## GIVEN EXERCISE
Transcribe the entries below exactly; leave every image out.

[Dataset listings of figures]
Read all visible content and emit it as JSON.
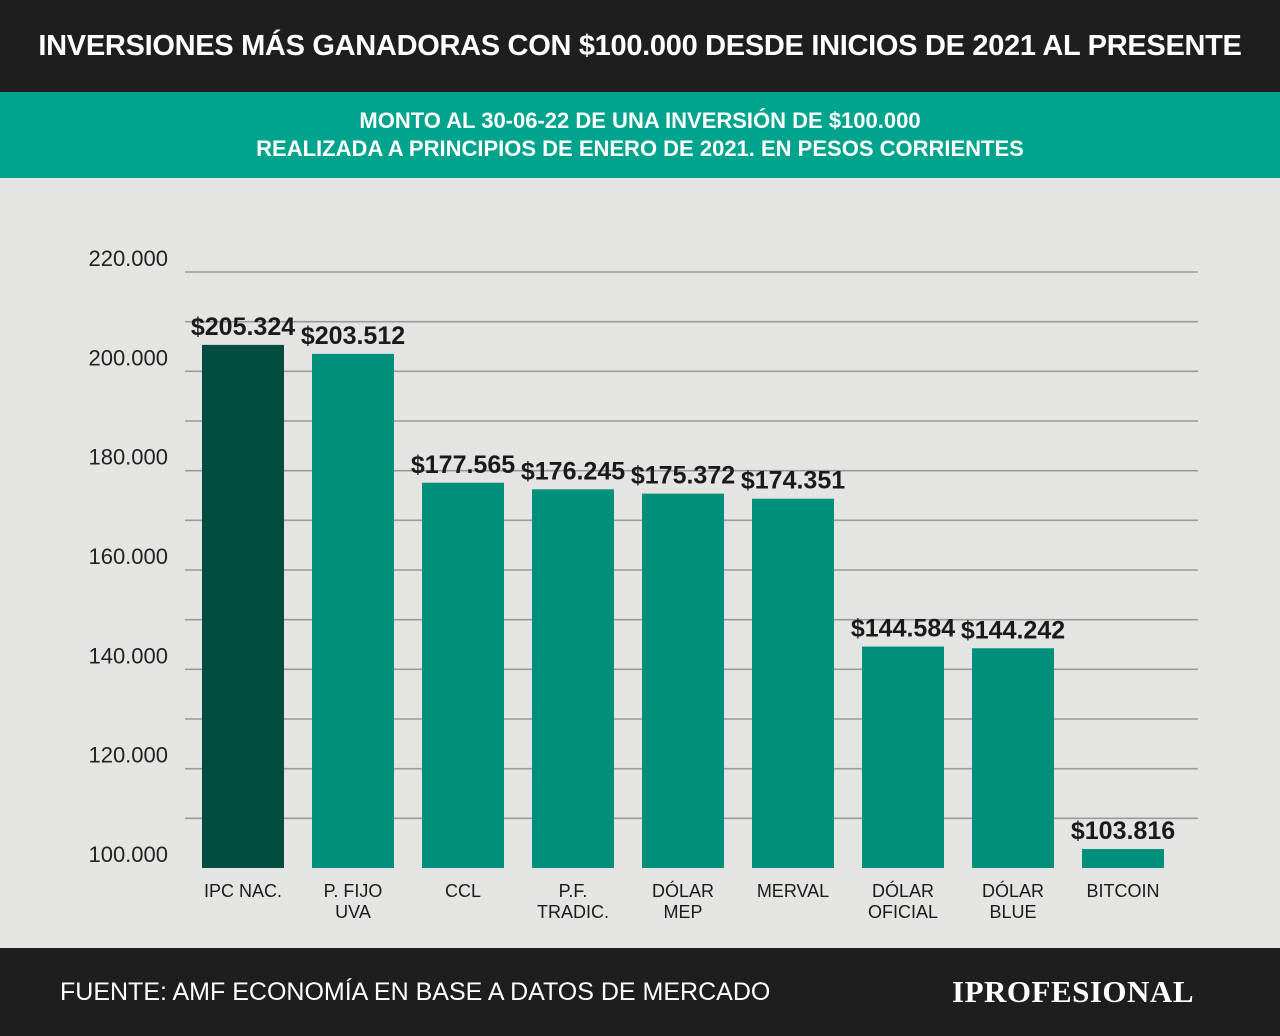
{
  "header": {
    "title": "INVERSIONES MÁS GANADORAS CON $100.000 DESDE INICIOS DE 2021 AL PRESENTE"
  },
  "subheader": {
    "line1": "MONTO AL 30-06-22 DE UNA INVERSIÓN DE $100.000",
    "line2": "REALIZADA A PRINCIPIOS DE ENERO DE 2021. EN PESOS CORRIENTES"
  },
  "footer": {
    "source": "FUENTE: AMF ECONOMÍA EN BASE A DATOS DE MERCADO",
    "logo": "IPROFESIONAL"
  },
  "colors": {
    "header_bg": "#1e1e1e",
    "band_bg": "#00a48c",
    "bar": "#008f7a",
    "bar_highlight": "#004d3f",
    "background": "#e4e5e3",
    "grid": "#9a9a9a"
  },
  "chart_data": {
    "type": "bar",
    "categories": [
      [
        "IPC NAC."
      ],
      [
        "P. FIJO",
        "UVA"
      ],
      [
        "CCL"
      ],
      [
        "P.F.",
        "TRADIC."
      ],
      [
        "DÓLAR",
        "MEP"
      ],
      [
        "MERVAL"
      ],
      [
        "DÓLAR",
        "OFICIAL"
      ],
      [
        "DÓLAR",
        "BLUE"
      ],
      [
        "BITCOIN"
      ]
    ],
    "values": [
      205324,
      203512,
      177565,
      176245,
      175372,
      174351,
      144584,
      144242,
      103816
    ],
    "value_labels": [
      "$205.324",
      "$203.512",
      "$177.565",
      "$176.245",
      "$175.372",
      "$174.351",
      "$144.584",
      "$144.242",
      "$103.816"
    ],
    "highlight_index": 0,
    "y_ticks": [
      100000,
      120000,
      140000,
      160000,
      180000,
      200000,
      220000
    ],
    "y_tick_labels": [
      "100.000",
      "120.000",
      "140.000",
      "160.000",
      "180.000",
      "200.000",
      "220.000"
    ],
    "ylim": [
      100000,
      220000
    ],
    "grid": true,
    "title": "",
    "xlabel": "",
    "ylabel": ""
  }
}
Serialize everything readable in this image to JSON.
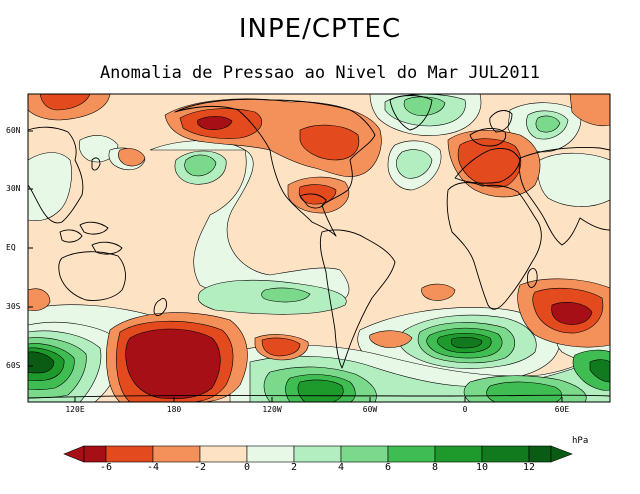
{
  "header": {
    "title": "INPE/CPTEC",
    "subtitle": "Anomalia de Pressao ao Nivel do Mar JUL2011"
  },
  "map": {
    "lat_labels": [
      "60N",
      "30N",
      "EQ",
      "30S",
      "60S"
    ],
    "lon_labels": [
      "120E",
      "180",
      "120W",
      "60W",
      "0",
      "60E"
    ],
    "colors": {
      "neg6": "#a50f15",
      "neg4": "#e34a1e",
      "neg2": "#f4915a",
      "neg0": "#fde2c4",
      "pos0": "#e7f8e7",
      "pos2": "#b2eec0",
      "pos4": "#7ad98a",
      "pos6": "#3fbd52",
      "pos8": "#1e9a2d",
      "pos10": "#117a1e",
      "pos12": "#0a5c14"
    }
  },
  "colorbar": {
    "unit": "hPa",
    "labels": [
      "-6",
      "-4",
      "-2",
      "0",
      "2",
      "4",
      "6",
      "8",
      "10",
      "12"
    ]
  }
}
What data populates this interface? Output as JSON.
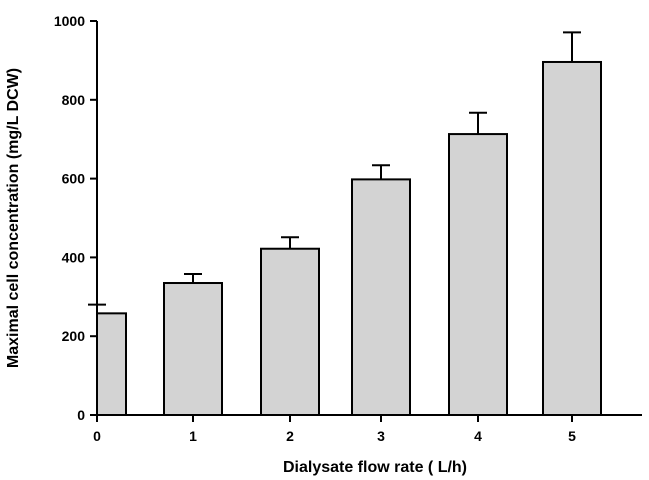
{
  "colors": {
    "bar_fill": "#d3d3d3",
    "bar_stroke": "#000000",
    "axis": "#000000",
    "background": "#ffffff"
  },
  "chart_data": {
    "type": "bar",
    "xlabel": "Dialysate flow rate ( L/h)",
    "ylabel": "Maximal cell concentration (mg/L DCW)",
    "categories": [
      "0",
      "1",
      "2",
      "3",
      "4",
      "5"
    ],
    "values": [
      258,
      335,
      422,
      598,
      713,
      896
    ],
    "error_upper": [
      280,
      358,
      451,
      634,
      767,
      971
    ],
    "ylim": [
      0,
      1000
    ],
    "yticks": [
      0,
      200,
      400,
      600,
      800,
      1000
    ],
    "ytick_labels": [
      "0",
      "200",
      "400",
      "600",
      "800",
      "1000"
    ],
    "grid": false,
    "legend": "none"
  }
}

## THE ANSWER
Read all visible content and emit it as JSON.
{
  "header": {
    "title": "INVERSIONES MÁS GANADORAS CON $100.000 DESDE INICIOS DE 2021 AL PRESENTE"
  },
  "subheader": {
    "line1": "MONTO AL 30-06-22 DE UNA INVERSIÓN DE $100.000",
    "line2": "REALIZADA A PRINCIPIOS DE ENERO DE 2021. EN PESOS CORRIENTES"
  },
  "footer": {
    "source": "FUENTE: AMF ECONOMÍA EN BASE A DATOS DE MERCADO",
    "logo": "IPROFESIONAL"
  },
  "colors": {
    "header_bg": "#1e1e1e",
    "band_bg": "#00a48c",
    "bar": "#008f7a",
    "bar_highlight": "#004d3f",
    "background": "#e4e5e3",
    "grid": "#9a9a9a"
  },
  "chart_data": {
    "type": "bar",
    "categories": [
      [
        "IPC NAC."
      ],
      [
        "P. FIJO",
        "UVA"
      ],
      [
        "CCL"
      ],
      [
        "P.F.",
        "TRADIC."
      ],
      [
        "DÓLAR",
        "MEP"
      ],
      [
        "MERVAL"
      ],
      [
        "DÓLAR",
        "OFICIAL"
      ],
      [
        "DÓLAR",
        "BLUE"
      ],
      [
        "BITCOIN"
      ]
    ],
    "values": [
      205324,
      203512,
      177565,
      176245,
      175372,
      174351,
      144584,
      144242,
      103816
    ],
    "value_labels": [
      "$205.324",
      "$203.512",
      "$177.565",
      "$176.245",
      "$175.372",
      "$174.351",
      "$144.584",
      "$144.242",
      "$103.816"
    ],
    "highlight_index": 0,
    "y_ticks": [
      100000,
      120000,
      140000,
      160000,
      180000,
      200000,
      220000
    ],
    "y_tick_labels": [
      "100.000",
      "120.000",
      "140.000",
      "160.000",
      "180.000",
      "200.000",
      "220.000"
    ],
    "ylim": [
      100000,
      220000
    ],
    "grid": true,
    "title": "",
    "xlabel": "",
    "ylabel": ""
  }
}
Serialize everything readable in this image to JSON.
{
  "header": {
    "title": "INPE/CPTEC",
    "subtitle": "Anomalia de Pressao ao Nivel do Mar JUL2011"
  },
  "map": {
    "lat_labels": [
      "60N",
      "30N",
      "EQ",
      "30S",
      "60S"
    ],
    "lon_labels": [
      "120E",
      "180",
      "120W",
      "60W",
      "0",
      "60E"
    ],
    "colors": {
      "neg6": "#a50f15",
      "neg4": "#e34a1e",
      "neg2": "#f4915a",
      "neg0": "#fde2c4",
      "pos0": "#e7f8e7",
      "pos2": "#b2eec0",
      "pos4": "#7ad98a",
      "pos6": "#3fbd52",
      "pos8": "#1e9a2d",
      "pos10": "#117a1e",
      "pos12": "#0a5c14"
    }
  },
  "colorbar": {
    "unit": "hPa",
    "labels": [
      "-6",
      "-4",
      "-2",
      "0",
      "2",
      "4",
      "6",
      "8",
      "10",
      "12"
    ]
  }
}
What data populates this interface? Output as JSON.
{
  "colors": {
    "bar_fill": "#d3d3d3",
    "bar_stroke": "#000000",
    "axis": "#000000",
    "background": "#ffffff"
  },
  "chart_data": {
    "type": "bar",
    "xlabel": "Dialysate flow rate ( L/h)",
    "ylabel": "Maximal cell concentration (mg/L DCW)",
    "categories": [
      "0",
      "1",
      "2",
      "3",
      "4",
      "5"
    ],
    "values": [
      258,
      335,
      422,
      598,
      713,
      896
    ],
    "error_upper": [
      280,
      358,
      451,
      634,
      767,
      971
    ],
    "ylim": [
      0,
      1000
    ],
    "yticks": [
      0,
      200,
      400,
      600,
      800,
      1000
    ],
    "ytick_labels": [
      "0",
      "200",
      "400",
      "600",
      "800",
      "1000"
    ],
    "grid": false,
    "legend": "none"
  }
}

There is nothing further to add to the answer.